→ MATERIAL
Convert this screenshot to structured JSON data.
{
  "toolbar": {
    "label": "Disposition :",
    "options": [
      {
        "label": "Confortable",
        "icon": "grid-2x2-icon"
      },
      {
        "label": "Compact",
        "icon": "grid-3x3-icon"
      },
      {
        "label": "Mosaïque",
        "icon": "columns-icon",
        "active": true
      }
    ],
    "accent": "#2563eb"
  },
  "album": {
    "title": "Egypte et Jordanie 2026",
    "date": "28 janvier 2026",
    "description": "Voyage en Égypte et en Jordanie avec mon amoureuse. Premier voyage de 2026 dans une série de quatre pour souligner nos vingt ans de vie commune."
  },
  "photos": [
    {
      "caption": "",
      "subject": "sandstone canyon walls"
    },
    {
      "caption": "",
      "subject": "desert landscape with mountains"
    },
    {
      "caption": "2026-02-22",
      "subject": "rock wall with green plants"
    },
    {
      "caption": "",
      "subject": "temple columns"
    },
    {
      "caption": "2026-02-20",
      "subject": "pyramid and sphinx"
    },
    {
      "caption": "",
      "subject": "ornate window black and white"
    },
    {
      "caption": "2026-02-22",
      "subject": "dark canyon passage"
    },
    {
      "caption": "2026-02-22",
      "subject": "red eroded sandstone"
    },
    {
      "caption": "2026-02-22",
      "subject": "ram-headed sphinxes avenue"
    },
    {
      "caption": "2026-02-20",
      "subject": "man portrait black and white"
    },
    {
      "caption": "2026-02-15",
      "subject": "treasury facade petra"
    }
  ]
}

→ TASK DESCRIPTION
From the entries above, collect every line with the string "white" in it.

→ TASK RESPONSE
      "subject": "ornate window black and white"
      "subject": "man portrait black and white"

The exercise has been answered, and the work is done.